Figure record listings
________________

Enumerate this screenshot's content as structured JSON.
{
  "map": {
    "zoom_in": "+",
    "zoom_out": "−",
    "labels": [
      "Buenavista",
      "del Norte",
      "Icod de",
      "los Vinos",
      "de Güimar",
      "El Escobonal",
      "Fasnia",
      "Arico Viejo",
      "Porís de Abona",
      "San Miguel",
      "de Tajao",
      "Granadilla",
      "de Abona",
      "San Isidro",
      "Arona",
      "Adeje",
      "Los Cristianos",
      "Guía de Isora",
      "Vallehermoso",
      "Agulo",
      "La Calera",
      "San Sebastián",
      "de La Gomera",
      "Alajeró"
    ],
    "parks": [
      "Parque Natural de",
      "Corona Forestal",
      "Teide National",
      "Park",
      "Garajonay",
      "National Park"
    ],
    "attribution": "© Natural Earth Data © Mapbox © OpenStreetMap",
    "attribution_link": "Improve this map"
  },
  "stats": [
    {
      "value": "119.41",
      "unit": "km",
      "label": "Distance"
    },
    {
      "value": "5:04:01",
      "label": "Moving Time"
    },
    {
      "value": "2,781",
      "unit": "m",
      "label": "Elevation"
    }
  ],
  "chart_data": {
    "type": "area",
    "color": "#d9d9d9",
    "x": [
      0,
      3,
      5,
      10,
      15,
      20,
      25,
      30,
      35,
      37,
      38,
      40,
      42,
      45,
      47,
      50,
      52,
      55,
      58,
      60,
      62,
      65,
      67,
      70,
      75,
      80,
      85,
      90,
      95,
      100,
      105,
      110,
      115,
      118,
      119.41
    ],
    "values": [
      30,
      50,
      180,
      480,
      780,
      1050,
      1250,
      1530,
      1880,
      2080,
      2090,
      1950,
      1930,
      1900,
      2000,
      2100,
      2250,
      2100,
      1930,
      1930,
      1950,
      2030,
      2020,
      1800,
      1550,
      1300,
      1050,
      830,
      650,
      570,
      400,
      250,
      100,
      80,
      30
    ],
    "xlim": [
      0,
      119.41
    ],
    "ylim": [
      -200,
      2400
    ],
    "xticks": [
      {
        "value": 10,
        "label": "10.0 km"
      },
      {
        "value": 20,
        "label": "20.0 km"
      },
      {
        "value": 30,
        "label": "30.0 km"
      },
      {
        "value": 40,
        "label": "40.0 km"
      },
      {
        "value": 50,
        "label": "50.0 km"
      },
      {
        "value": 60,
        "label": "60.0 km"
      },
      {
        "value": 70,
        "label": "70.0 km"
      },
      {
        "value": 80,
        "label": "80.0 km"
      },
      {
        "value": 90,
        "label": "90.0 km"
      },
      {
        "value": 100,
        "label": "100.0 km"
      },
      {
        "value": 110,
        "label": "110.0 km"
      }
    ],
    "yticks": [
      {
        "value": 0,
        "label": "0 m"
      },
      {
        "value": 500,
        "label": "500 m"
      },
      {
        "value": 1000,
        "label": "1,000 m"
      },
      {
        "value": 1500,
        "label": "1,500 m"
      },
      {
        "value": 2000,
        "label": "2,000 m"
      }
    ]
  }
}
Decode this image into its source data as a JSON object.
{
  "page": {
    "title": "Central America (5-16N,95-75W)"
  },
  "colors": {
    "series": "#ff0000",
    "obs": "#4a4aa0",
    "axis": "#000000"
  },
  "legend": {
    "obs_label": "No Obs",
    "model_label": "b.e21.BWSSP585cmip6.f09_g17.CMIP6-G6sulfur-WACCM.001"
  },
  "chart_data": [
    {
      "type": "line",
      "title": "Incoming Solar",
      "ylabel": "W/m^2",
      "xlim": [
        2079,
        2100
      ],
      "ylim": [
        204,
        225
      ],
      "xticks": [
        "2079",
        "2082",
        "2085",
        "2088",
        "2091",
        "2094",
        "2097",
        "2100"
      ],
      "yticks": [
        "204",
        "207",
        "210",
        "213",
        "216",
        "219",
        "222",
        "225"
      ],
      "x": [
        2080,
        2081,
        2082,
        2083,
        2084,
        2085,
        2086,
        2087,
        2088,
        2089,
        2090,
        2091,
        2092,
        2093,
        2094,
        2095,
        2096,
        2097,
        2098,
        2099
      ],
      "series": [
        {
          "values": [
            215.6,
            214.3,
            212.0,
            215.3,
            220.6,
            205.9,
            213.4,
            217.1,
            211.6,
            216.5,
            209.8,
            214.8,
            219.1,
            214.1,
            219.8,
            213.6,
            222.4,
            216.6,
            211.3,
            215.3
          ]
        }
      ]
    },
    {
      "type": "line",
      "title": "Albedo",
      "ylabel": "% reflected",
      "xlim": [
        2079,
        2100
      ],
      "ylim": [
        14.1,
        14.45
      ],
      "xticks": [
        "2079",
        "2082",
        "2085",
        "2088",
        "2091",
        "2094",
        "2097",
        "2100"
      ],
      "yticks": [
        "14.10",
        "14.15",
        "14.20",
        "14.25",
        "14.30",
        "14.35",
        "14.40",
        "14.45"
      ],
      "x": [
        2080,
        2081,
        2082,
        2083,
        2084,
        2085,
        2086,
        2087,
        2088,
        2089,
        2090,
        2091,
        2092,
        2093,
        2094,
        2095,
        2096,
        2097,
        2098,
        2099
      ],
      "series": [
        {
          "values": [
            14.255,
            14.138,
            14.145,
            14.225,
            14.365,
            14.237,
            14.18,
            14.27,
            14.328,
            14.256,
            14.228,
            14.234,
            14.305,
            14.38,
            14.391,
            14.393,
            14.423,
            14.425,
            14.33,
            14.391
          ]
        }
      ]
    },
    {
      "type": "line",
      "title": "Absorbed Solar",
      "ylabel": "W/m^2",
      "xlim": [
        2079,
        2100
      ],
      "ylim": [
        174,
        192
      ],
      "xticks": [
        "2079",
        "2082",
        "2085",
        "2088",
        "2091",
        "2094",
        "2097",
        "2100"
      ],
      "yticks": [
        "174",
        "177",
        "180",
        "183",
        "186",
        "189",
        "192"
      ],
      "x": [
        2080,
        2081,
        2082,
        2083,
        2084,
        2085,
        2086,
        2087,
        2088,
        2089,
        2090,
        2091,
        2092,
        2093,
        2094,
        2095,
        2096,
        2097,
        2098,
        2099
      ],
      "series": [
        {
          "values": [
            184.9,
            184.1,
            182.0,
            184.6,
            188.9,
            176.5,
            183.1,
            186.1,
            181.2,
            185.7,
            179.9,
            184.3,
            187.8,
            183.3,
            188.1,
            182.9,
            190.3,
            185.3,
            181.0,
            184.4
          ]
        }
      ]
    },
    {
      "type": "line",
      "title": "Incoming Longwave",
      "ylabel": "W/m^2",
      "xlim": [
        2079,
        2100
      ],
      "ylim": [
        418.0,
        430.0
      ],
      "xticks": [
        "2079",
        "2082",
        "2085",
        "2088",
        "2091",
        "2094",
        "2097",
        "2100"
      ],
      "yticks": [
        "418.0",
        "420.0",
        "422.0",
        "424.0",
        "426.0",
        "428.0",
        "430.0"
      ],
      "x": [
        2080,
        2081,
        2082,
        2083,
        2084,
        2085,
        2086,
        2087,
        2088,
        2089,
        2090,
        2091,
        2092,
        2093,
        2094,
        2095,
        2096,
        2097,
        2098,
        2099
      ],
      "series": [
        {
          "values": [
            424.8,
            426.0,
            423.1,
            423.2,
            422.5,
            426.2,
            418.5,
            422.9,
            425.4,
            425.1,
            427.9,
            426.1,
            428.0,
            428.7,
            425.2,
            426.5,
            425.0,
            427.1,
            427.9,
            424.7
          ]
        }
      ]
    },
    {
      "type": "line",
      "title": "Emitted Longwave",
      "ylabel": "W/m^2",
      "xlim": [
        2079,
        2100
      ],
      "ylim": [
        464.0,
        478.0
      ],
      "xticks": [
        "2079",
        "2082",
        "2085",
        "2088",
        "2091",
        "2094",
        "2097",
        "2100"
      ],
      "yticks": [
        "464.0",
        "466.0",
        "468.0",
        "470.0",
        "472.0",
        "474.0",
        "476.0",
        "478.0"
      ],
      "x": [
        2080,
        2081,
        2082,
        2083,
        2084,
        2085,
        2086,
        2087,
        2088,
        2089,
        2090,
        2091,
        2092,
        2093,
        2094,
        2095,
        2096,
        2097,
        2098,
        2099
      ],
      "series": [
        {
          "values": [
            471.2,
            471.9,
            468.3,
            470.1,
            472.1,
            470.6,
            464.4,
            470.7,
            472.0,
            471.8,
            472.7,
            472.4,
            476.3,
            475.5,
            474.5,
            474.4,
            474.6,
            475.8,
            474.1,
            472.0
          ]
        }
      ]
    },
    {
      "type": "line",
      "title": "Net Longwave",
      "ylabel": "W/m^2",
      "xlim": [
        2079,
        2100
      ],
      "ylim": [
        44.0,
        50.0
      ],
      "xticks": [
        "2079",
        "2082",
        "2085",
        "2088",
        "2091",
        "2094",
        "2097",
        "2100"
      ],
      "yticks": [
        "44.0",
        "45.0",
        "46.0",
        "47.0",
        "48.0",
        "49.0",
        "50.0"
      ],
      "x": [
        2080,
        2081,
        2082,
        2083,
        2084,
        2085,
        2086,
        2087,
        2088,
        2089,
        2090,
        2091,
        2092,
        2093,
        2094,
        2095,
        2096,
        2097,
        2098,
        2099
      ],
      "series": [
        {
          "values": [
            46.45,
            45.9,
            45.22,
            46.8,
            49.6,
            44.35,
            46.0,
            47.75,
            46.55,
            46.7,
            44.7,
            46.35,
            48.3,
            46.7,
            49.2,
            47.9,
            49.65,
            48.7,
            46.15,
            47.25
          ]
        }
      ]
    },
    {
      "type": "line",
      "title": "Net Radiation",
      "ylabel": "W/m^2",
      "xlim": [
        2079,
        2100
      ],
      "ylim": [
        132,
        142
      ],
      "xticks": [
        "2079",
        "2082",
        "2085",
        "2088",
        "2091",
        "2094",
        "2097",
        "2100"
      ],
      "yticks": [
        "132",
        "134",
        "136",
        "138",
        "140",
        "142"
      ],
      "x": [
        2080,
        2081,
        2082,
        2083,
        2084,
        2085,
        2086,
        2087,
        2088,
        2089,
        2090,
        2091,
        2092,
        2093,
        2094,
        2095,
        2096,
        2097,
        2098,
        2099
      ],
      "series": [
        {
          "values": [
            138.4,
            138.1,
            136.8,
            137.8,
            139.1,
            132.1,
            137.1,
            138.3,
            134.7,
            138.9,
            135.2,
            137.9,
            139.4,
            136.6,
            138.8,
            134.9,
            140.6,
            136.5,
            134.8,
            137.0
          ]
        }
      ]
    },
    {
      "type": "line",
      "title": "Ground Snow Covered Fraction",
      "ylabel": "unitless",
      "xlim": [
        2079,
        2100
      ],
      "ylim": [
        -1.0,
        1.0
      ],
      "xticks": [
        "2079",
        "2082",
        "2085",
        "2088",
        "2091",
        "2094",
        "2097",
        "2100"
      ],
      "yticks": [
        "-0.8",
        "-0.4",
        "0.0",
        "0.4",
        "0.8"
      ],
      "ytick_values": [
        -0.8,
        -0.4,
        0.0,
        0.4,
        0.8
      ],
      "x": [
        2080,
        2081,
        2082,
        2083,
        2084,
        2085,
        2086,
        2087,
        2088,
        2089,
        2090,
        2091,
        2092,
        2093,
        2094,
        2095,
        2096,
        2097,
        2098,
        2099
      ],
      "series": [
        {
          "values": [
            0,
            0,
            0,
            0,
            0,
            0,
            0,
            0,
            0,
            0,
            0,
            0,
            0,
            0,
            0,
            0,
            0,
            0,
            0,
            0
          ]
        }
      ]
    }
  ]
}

________________

Written task: Copy in full each line that holds the word "this".

Correct answer:
Enumerate this screenshot's content as structured JSON.
    "attribution_link": "Improve this map"
Decode this image into its source data as a JSON object.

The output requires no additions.